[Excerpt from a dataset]

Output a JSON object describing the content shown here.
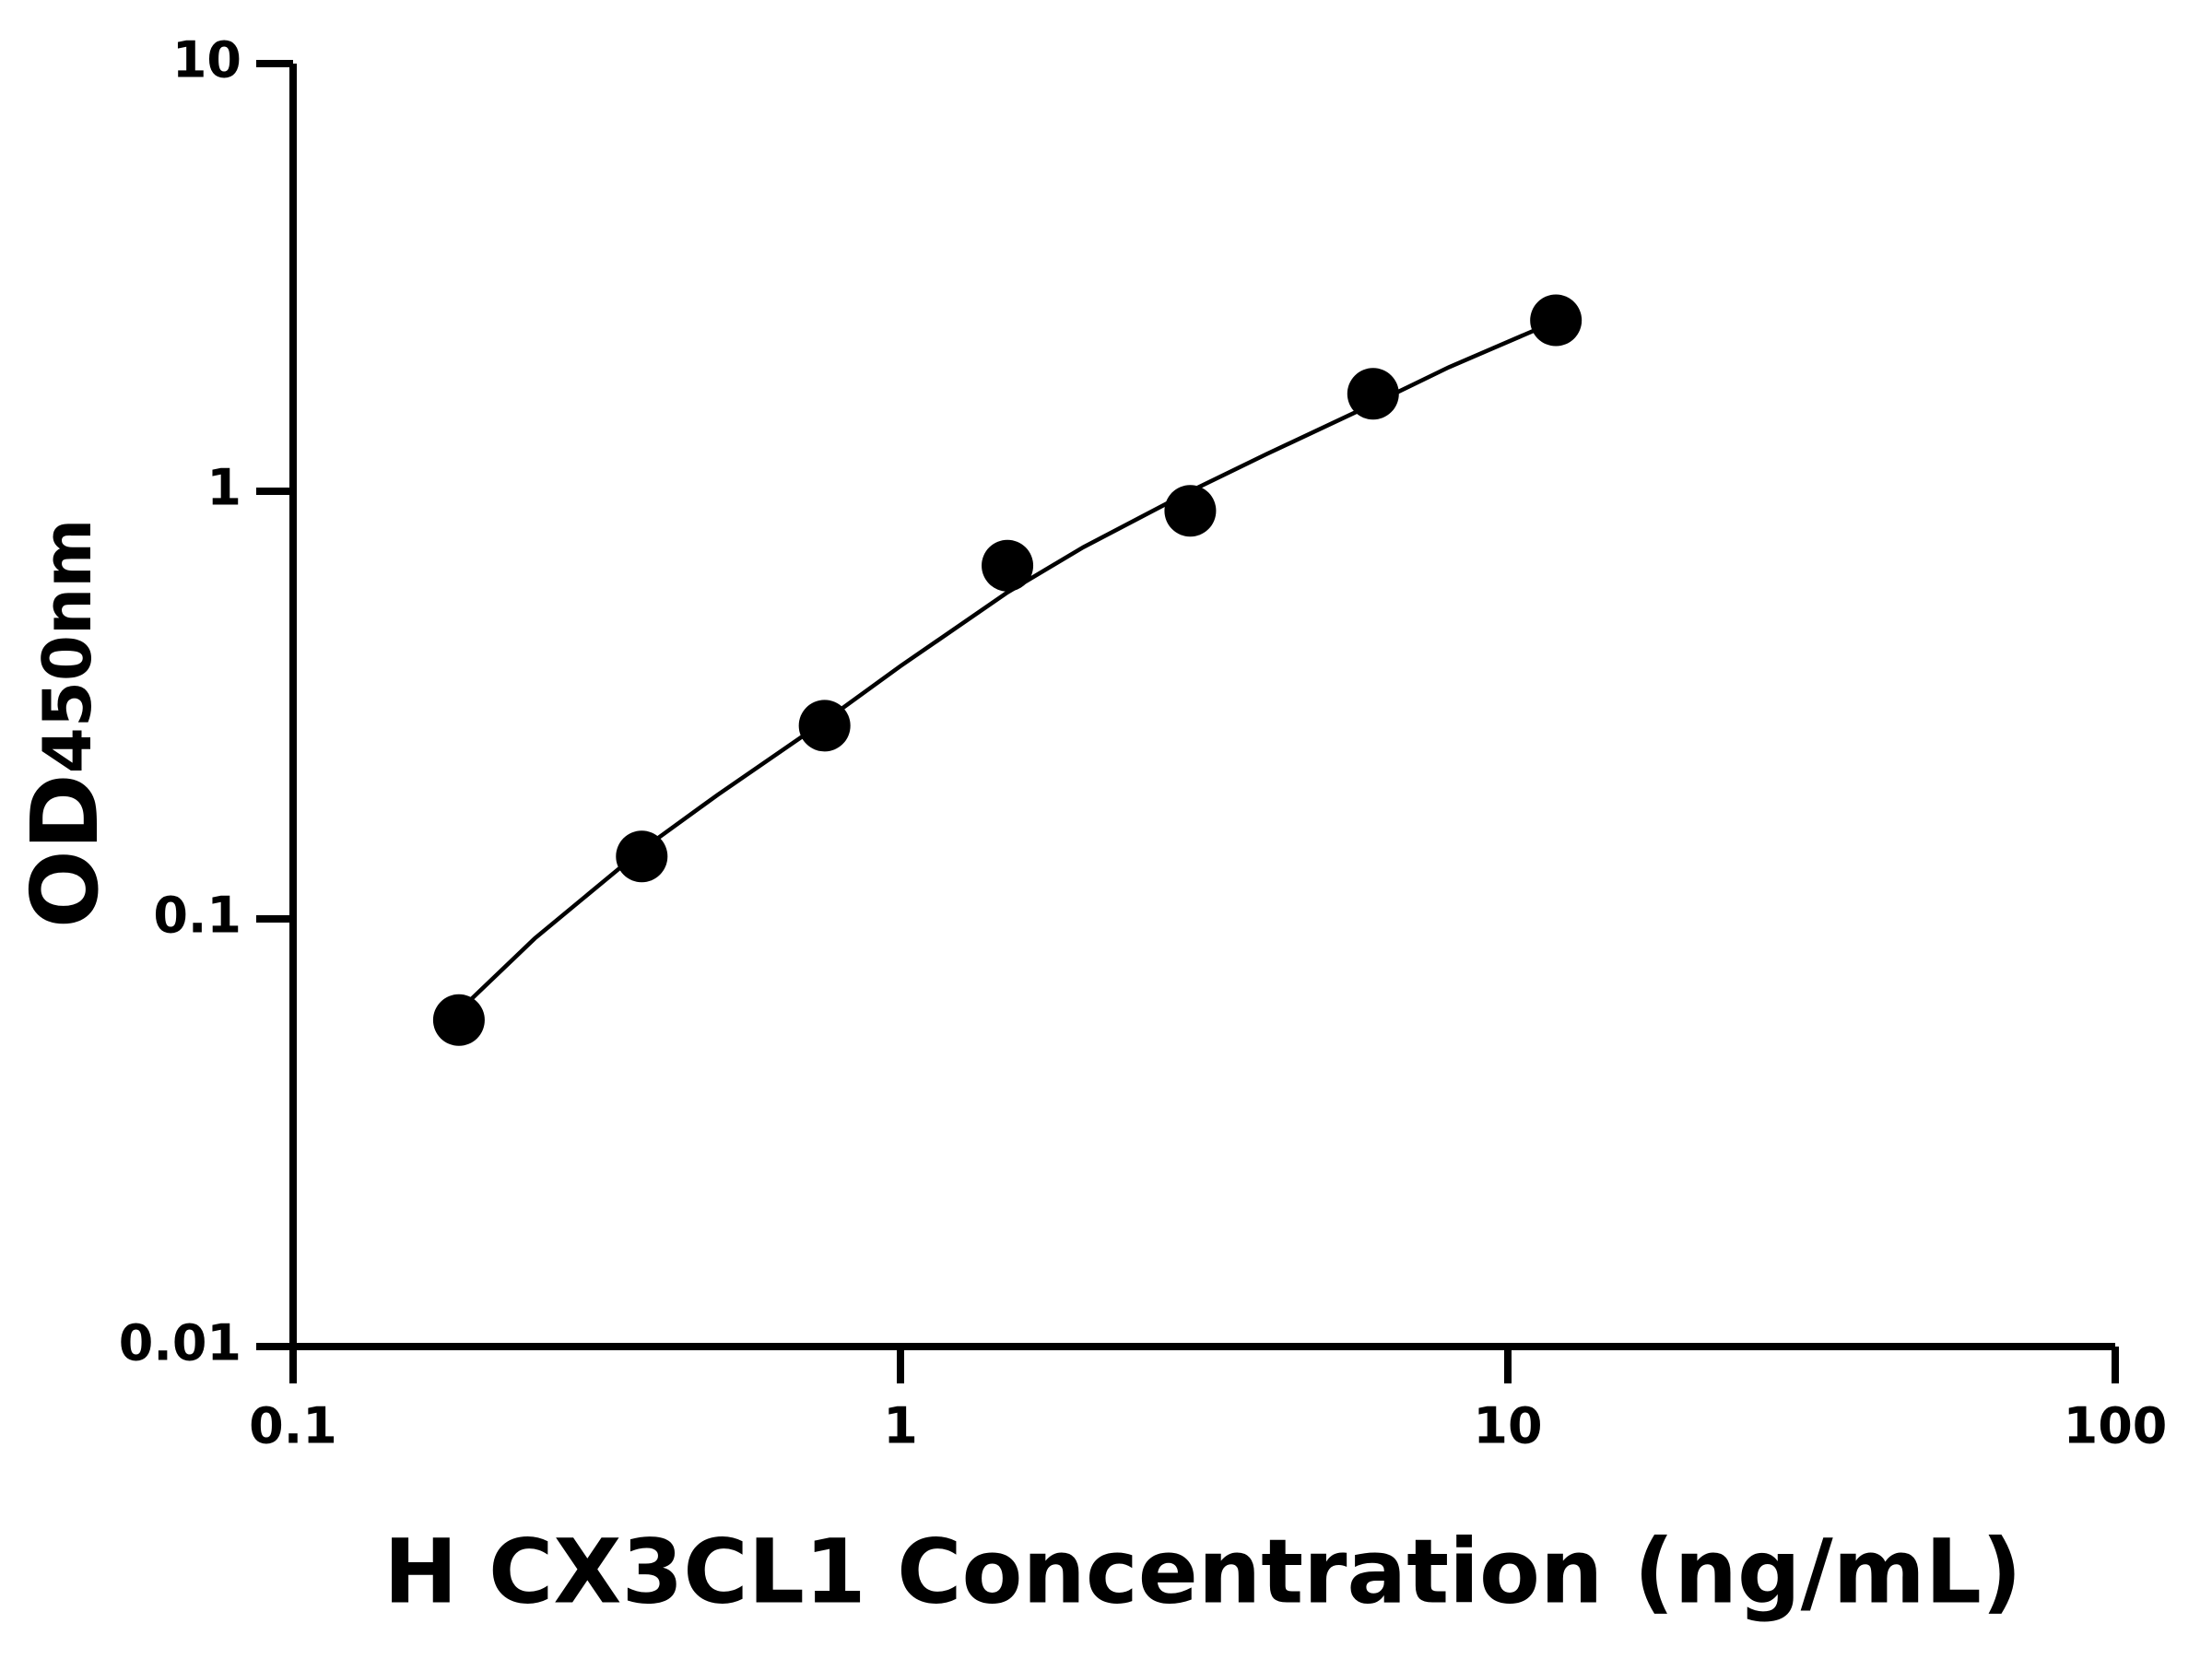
{
  "chart_data": {
    "type": "scatter",
    "xlabel": "H CX3CL1 Concentration (ng/mL)",
    "ylabel": {
      "main": "OD",
      "sub": "450nm"
    },
    "xlog": true,
    "ylog": true,
    "xlim": [
      0.1,
      100
    ],
    "xticks": [
      0.1,
      1,
      10,
      100
    ],
    "ylim": [
      0.01,
      10
    ],
    "yticks": [
      0.01,
      0.1,
      1,
      10
    ],
    "color": "#000000",
    "x": [
      0.1875,
      0.375,
      0.75,
      1.5,
      3,
      6,
      12
    ],
    "values": [
      0.058,
      0.14,
      0.283,
      0.67,
      0.9,
      1.69,
      2.51
    ],
    "fit": {
      "x": [
        0.19,
        0.25,
        0.375,
        0.5,
        0.75,
        1,
        1.5,
        2,
        3,
        4,
        6,
        8,
        12
      ],
      "values": [
        0.062,
        0.09,
        0.145,
        0.195,
        0.29,
        0.39,
        0.58,
        0.74,
        1.0,
        1.22,
        1.6,
        1.95,
        2.5
      ]
    }
  }
}
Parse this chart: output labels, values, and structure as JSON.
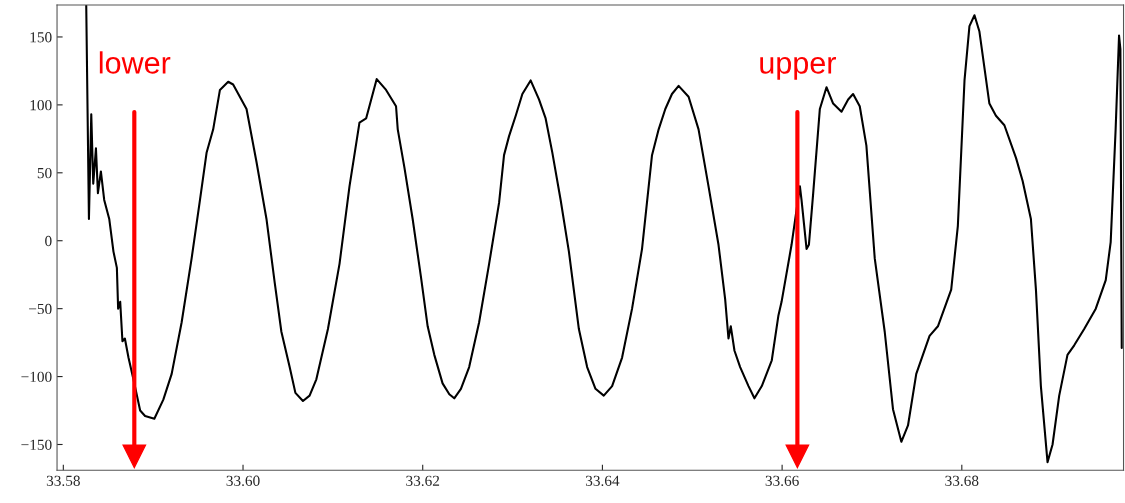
{
  "chart_data": {
    "type": "line",
    "x": [
      33.58255,
      33.58285,
      33.58311,
      33.58333,
      33.58363,
      33.58385,
      33.58418,
      33.58455,
      33.58511,
      33.58558,
      33.58596,
      33.5861,
      33.58633,
      33.58658,
      33.58685,
      33.58725,
      33.5878,
      33.58855,
      33.5891,
      33.59013,
      33.59113,
      33.59206,
      33.59317,
      33.59428,
      33.59521,
      33.59595,
      33.59668,
      33.59743,
      33.59835,
      33.5989,
      33.60039,
      33.6015,
      33.60261,
      33.60353,
      33.60427,
      33.60519,
      33.60583,
      33.60667,
      33.60741,
      33.60816,
      33.60945,
      33.61074,
      33.61185,
      33.61296,
      33.6137,
      33.61488,
      33.61592,
      33.61703,
      33.61722,
      33.61796,
      33.61888,
      33.61981,
      33.62055,
      33.62129,
      33.62221,
      33.62296,
      33.62351,
      33.62425,
      33.62517,
      33.62628,
      33.62739,
      33.6285,
      33.62905,
      33.62961,
      33.63035,
      33.63109,
      33.63201,
      33.63294,
      33.63368,
      33.63442,
      33.63535,
      33.63627,
      33.63738,
      33.6383,
      33.63923,
      33.64015,
      33.64108,
      33.64219,
      33.6433,
      33.64441,
      33.64552,
      33.64626,
      33.647,
      33.64774,
      33.64848,
      33.64959,
      33.6507,
      33.65181,
      33.65292,
      33.65366,
      33.65403,
      33.65429,
      33.6547,
      33.65533,
      33.65626,
      33.65692,
      33.65774,
      33.65885,
      33.65959,
      33.65994,
      33.66105,
      33.66198,
      33.66216,
      33.66272,
      33.66298,
      33.66346,
      33.6642,
      33.66494,
      33.66568,
      33.66661,
      33.66735,
      33.6679,
      33.66864,
      33.66938,
      33.67031,
      33.67142,
      33.67234,
      33.67327,
      33.67401,
      33.67493,
      33.67641,
      33.67734,
      33.67882,
      33.67956,
      33.6803,
      33.68085,
      33.68141,
      33.68196,
      33.68307,
      33.6838,
      33.68474,
      33.68603,
      33.68677,
      33.68769,
      33.68825,
      33.6888,
      33.68954,
      33.6901,
      33.69084,
      33.69176,
      33.69251,
      33.69362,
      33.69491,
      33.69602,
      33.69657,
      33.69712,
      33.6975,
      33.69765,
      33.6978
    ],
    "series": [
      {
        "color": "#000000",
        "values": [
          173,
          16,
          93,
          42,
          68,
          35,
          51,
          30,
          16,
          -8,
          -20,
          -50,
          -45,
          -74,
          -72,
          -86,
          -102,
          -125,
          -129,
          -131,
          -117,
          -98,
          -60,
          -13,
          30,
          65,
          82,
          111,
          117,
          115,
          97,
          58,
          16,
          -31,
          -67,
          -93,
          -112,
          -118,
          -114,
          -102,
          -65,
          -17,
          40,
          87,
          90,
          119,
          111,
          99,
          82,
          54,
          16,
          -27,
          -63,
          -84,
          -105,
          -113,
          -116,
          -109,
          -93,
          -60,
          -17,
          28,
          63,
          77,
          92,
          108,
          118,
          104,
          90,
          65,
          30,
          -8,
          -65,
          -93,
          -109,
          -114,
          -107,
          -86,
          -50,
          -6,
          63,
          82,
          97,
          108,
          114,
          106,
          82,
          40,
          -3,
          -43,
          -72,
          -63,
          -81,
          -93,
          -107,
          -116,
          -107,
          -88,
          -55,
          -45,
          -3,
          40,
          30,
          -6,
          -3,
          35,
          97,
          113,
          101,
          95,
          104,
          108,
          99,
          70,
          -13,
          -67,
          -124,
          -148,
          -136,
          -98,
          -70,
          -63,
          -36,
          11,
          118,
          158,
          166,
          154,
          101,
          92,
          85,
          61,
          44,
          16,
          -36,
          -107,
          -163,
          -150,
          -114,
          -84,
          -77,
          -65,
          -50,
          -29,
          -1,
          82,
          151,
          141,
          -79
        ]
      }
    ],
    "xlim": [
      33.5793,
      33.698
    ],
    "ylim": [
      -169,
      173.5
    ],
    "xticks": [
      {
        "value": 33.58,
        "label": "33.58"
      },
      {
        "value": 33.6,
        "label": "33.60"
      },
      {
        "value": 33.62,
        "label": "33.62"
      },
      {
        "value": 33.64,
        "label": "33.64"
      },
      {
        "value": 33.66,
        "label": "33.66"
      },
      {
        "value": 33.68,
        "label": "33.68"
      }
    ],
    "yticks": [
      {
        "value": -150,
        "label": "−150"
      },
      {
        "value": -100,
        "label": "−100"
      },
      {
        "value": -50,
        "label": "−50"
      },
      0,
      50,
      100,
      150
    ],
    "ref_lines": [
      {
        "axis": "x",
        "value": 33.5879,
        "label": "lower",
        "color": "#ff0000"
      },
      {
        "axis": "x",
        "value": 33.6617,
        "label": "upper",
        "color": "#ff0000"
      }
    ],
    "grid": false
  }
}
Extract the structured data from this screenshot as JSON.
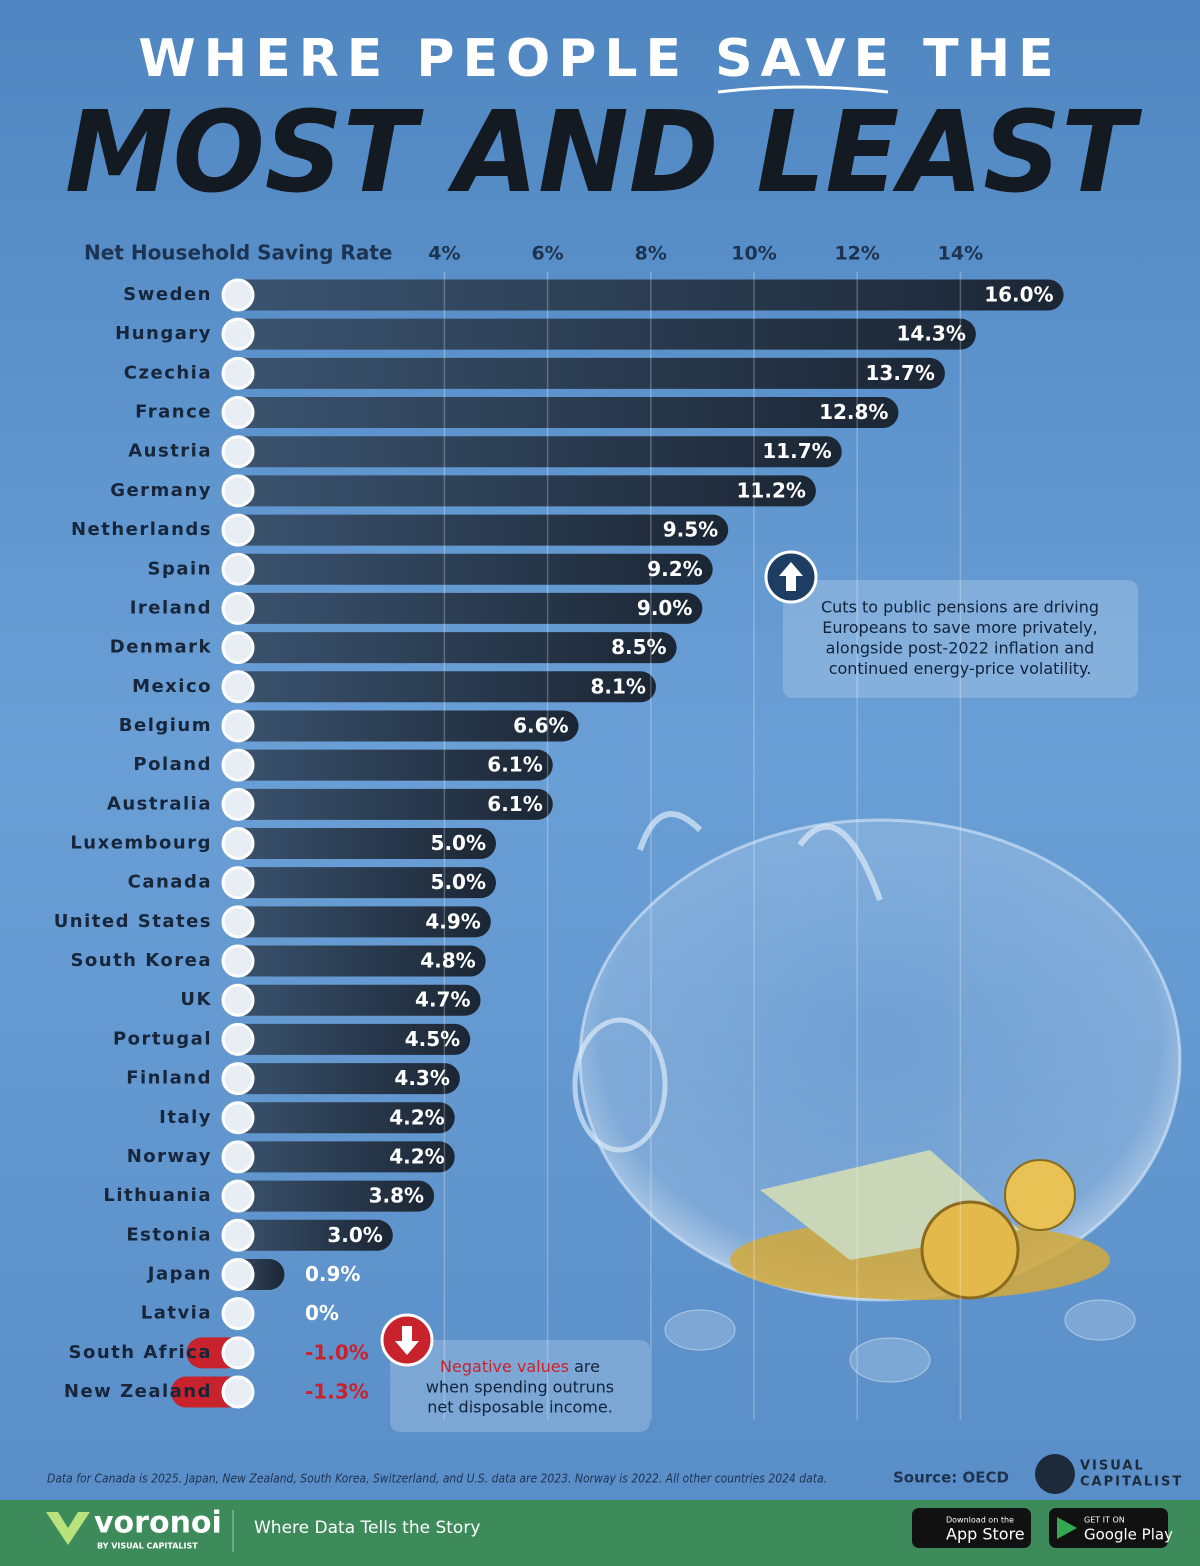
{
  "chart_data": {
    "type": "bar",
    "title": [
      "WHERE PEOPLE SAVE THE",
      "MOST AND LEAST"
    ],
    "xlabel": "Net Household Saving Rate",
    "categories": [
      "Sweden",
      "Hungary",
      "Czechia",
      "France",
      "Austria",
      "Germany",
      "Netherlands",
      "Spain",
      "Ireland",
      "Denmark",
      "Mexico",
      "Belgium",
      "Poland",
      "Australia",
      "Luxembourg",
      "Canada",
      "United States",
      "South Korea",
      "UK",
      "Portugal",
      "Finland",
      "Italy",
      "Norway",
      "Lithuania",
      "Estonia",
      "Japan",
      "Latvia",
      "South Africa",
      "New Zealand"
    ],
    "values": [
      16.0,
      14.3,
      13.7,
      12.8,
      11.7,
      11.2,
      9.5,
      9.2,
      9.0,
      8.5,
      8.1,
      6.6,
      6.1,
      6.1,
      5.0,
      5.0,
      4.9,
      4.8,
      4.7,
      4.5,
      4.3,
      4.2,
      4.2,
      3.8,
      3.0,
      0.9,
      0,
      -1.0,
      -1.3
    ],
    "value_labels": [
      "16.0%",
      "14.3%",
      "13.7%",
      "12.8%",
      "11.7%",
      "11.2%",
      "9.5%",
      "9.2%",
      "9.0%",
      "8.5%",
      "8.1%",
      "6.6%",
      "6.1%",
      "6.1%",
      "5.0%",
      "5.0%",
      "4.9%",
      "4.8%",
      "4.7%",
      "4.5%",
      "4.3%",
      "4.2%",
      "4.2%",
      "3.8%",
      "3.0%",
      "0.9%",
      "0%",
      "-1.0%",
      "-1.3%"
    ],
    "color": "#1e2b3b",
    "negative_color": "#c8232c",
    "xlim": [
      -4,
      17
    ],
    "xticks": [
      {
        "value": 4,
        "label": "4%"
      },
      {
        "value": 6,
        "label": "6%"
      },
      {
        "value": 8,
        "label": "8%"
      },
      {
        "value": 10,
        "label": "10%"
      },
      {
        "value": 12,
        "label": "12%"
      },
      {
        "value": 14,
        "label": "14%"
      }
    ],
    "grid": true,
    "annotations": [
      {
        "text": [
          "Cuts to public pensions are driving",
          "Europeans to save more privately,",
          "alongside post-2022 inflation and",
          "continued energy-price volatility."
        ]
      },
      {
        "highlight": "Negative values",
        "text": [
          " are",
          "when spending outruns",
          "net disposable income."
        ]
      }
    ],
    "footnote": "Data for Canada is 2025. Japan, New Zealand, South Korea, Switzerland, and U.S. data are 2023. Norway is 2022. All other countries 2024 data.",
    "source": "Source: OECD"
  },
  "footer": {
    "brand": "voronoi",
    "byline": "BY VISUAL CAPITALIST",
    "tagline": "Where Data Tells the Story",
    "publisher": [
      "VISUAL",
      "CAPITALIST"
    ],
    "app_store": [
      "Download on the",
      "App Store"
    ],
    "google_play": [
      "GET IT ON",
      "Google Play"
    ]
  }
}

**WORK TO COMPLETE:**
Tally the lines of the listing above that include the word "Japan". Answer with the number alone.

**COMPLETE ANSWER:**
2